> What the exercise asks:
Copy all lines below containing "хозяйства".

> Input data:
---+---

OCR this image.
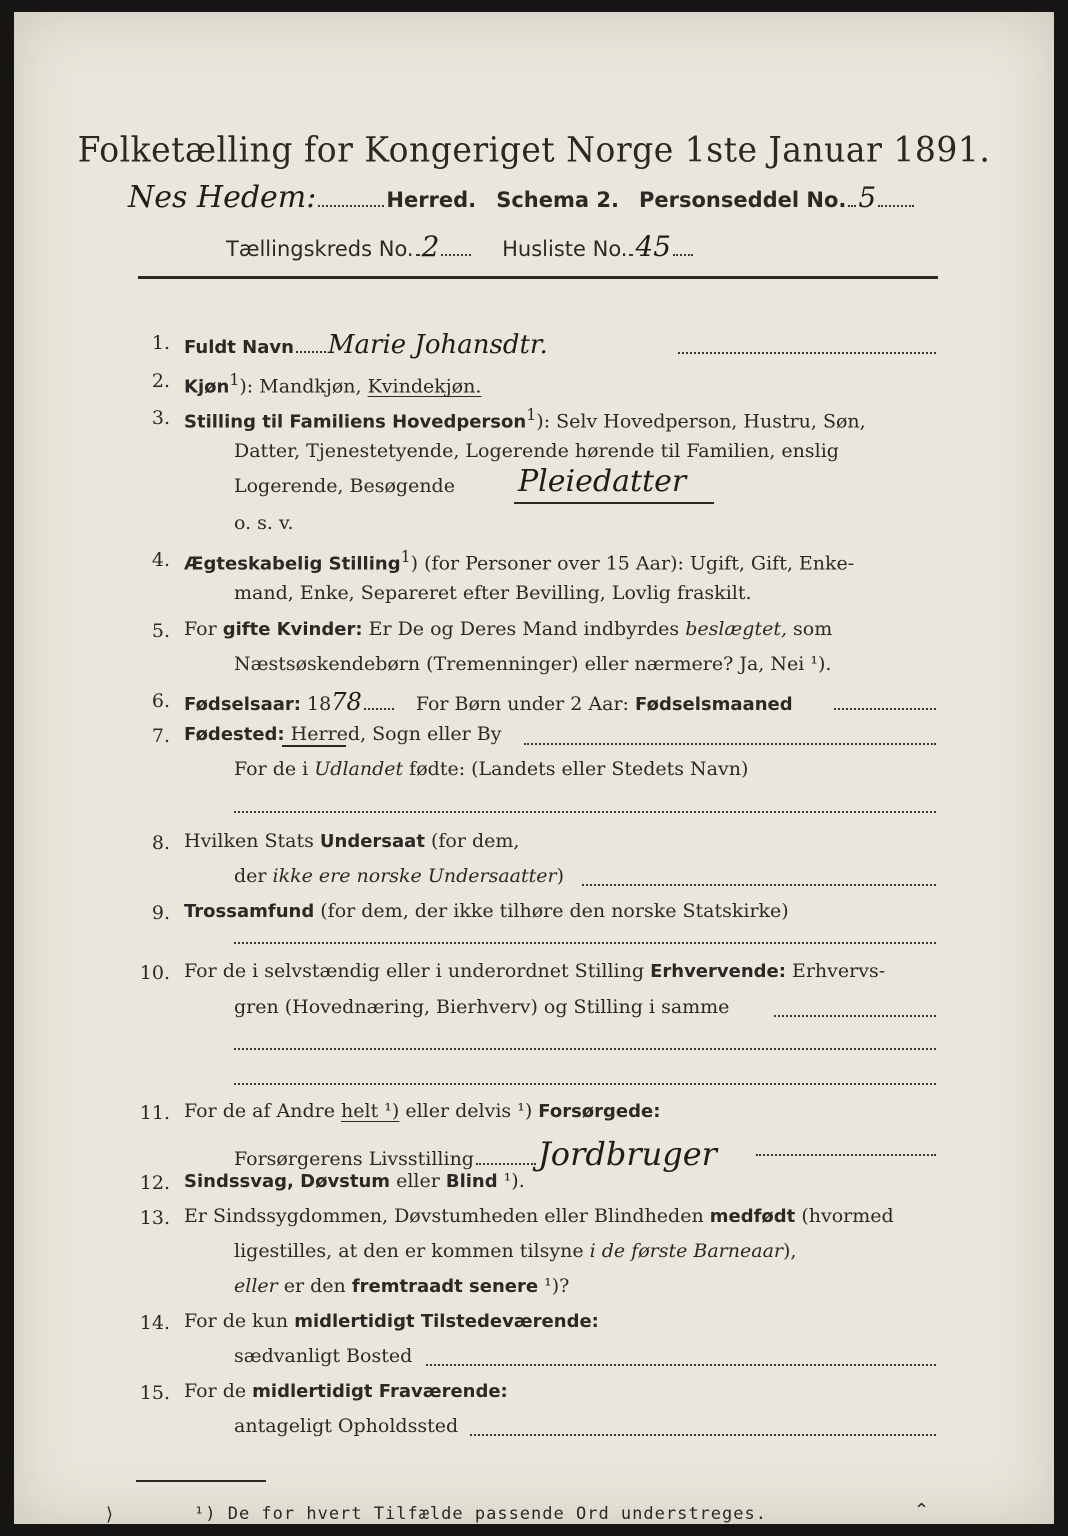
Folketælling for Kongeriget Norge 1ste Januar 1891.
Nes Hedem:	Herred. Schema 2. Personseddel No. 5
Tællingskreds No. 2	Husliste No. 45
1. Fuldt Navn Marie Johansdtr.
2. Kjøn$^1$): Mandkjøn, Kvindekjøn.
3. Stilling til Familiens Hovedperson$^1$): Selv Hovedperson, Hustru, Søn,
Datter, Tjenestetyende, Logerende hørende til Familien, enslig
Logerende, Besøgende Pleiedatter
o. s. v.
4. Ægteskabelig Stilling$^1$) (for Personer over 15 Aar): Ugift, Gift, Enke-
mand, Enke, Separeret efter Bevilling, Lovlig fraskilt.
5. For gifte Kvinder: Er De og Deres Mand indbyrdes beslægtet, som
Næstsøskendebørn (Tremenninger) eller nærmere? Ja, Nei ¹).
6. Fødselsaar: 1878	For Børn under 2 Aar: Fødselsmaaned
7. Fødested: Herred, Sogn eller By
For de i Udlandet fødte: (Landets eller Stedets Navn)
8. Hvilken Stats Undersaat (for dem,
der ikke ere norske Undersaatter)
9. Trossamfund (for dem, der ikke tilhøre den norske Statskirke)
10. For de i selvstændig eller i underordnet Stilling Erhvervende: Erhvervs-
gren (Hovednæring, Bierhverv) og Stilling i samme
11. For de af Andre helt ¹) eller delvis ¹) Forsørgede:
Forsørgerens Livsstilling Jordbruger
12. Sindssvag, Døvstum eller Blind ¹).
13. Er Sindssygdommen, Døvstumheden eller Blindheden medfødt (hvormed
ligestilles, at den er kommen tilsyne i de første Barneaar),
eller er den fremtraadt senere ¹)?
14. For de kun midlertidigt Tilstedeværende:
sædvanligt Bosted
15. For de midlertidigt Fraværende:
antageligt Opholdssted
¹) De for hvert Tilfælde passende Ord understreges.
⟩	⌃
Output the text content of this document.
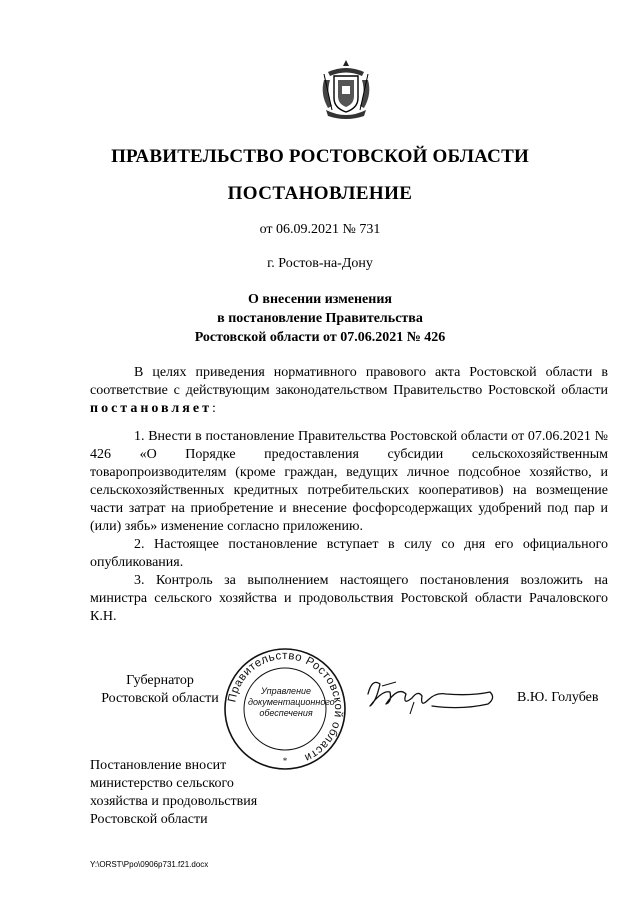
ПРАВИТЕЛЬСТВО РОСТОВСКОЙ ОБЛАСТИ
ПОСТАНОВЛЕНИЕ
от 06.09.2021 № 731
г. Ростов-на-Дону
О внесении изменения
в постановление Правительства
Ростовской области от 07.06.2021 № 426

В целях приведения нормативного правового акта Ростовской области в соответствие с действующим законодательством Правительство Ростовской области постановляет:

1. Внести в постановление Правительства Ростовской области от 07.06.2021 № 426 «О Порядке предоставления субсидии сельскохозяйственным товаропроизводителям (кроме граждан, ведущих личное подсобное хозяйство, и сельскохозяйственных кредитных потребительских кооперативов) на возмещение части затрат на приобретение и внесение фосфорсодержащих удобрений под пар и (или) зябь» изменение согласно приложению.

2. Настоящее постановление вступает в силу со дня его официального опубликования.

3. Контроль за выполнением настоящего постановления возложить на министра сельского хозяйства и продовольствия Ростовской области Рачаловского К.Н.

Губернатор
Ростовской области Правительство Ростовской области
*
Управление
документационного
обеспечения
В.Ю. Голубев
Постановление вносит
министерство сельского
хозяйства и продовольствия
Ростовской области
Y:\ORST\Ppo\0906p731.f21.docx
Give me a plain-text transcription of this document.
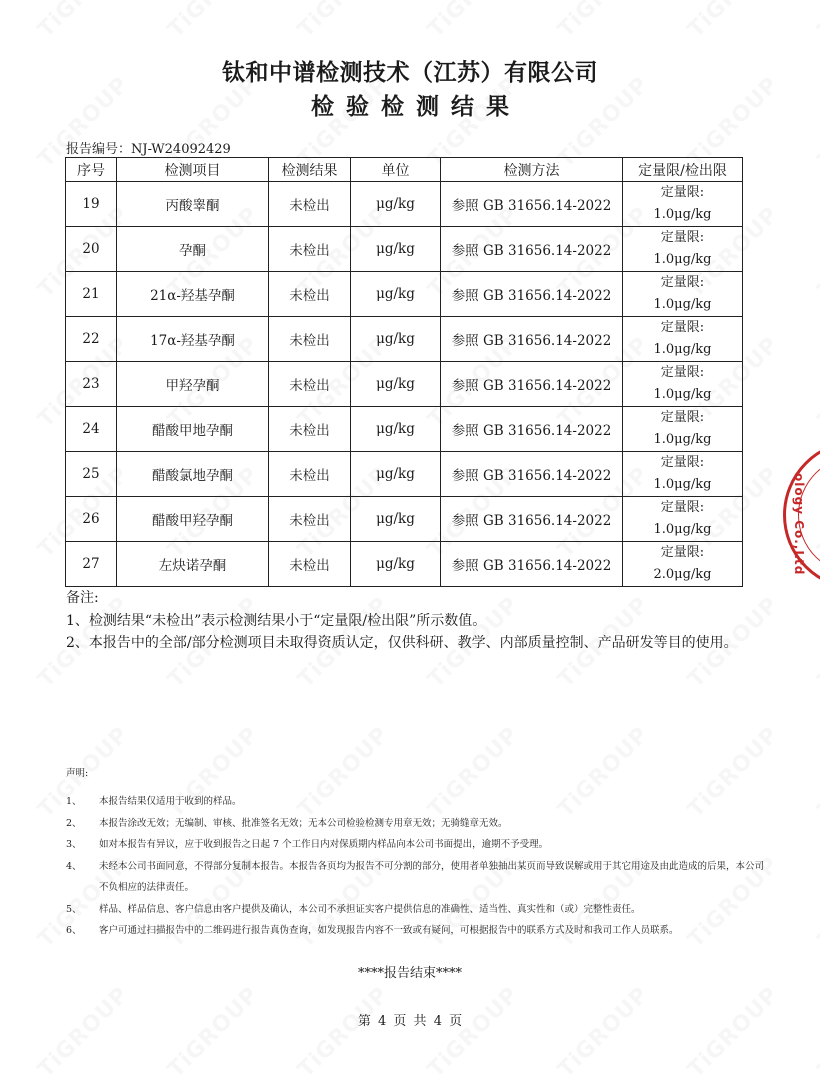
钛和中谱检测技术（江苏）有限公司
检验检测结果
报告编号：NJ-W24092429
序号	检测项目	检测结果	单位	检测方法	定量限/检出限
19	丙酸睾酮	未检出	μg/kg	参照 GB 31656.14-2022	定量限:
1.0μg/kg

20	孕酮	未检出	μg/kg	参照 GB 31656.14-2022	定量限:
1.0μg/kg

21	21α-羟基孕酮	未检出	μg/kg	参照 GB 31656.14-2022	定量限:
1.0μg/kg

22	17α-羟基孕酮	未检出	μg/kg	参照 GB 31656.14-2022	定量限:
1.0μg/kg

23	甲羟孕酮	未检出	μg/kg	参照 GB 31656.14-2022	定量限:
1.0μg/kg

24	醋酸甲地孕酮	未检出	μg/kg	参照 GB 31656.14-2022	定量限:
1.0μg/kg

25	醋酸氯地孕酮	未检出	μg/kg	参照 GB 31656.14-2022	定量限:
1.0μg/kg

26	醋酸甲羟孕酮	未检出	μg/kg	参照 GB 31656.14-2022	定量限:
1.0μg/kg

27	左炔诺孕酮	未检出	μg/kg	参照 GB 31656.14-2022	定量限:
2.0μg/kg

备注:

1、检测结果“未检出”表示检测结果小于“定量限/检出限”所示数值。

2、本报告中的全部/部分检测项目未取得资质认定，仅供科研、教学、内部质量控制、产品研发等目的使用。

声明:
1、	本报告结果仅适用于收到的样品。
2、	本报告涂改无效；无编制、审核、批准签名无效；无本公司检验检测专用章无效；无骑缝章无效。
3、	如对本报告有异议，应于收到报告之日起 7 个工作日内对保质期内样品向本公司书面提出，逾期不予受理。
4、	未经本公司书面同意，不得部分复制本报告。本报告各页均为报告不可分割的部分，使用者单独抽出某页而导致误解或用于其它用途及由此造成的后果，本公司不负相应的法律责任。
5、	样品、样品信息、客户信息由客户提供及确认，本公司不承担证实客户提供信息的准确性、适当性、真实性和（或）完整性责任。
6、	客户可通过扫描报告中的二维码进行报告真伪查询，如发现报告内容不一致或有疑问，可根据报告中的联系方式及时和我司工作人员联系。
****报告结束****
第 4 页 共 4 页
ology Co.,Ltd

---+---

> Solved problem:
3. Контроль за выполнением настоящего постановления возложить на министра сельского хозяйства и продовольствия Ростовской области Рачаловского К.Н.
хозяйства и продовольствия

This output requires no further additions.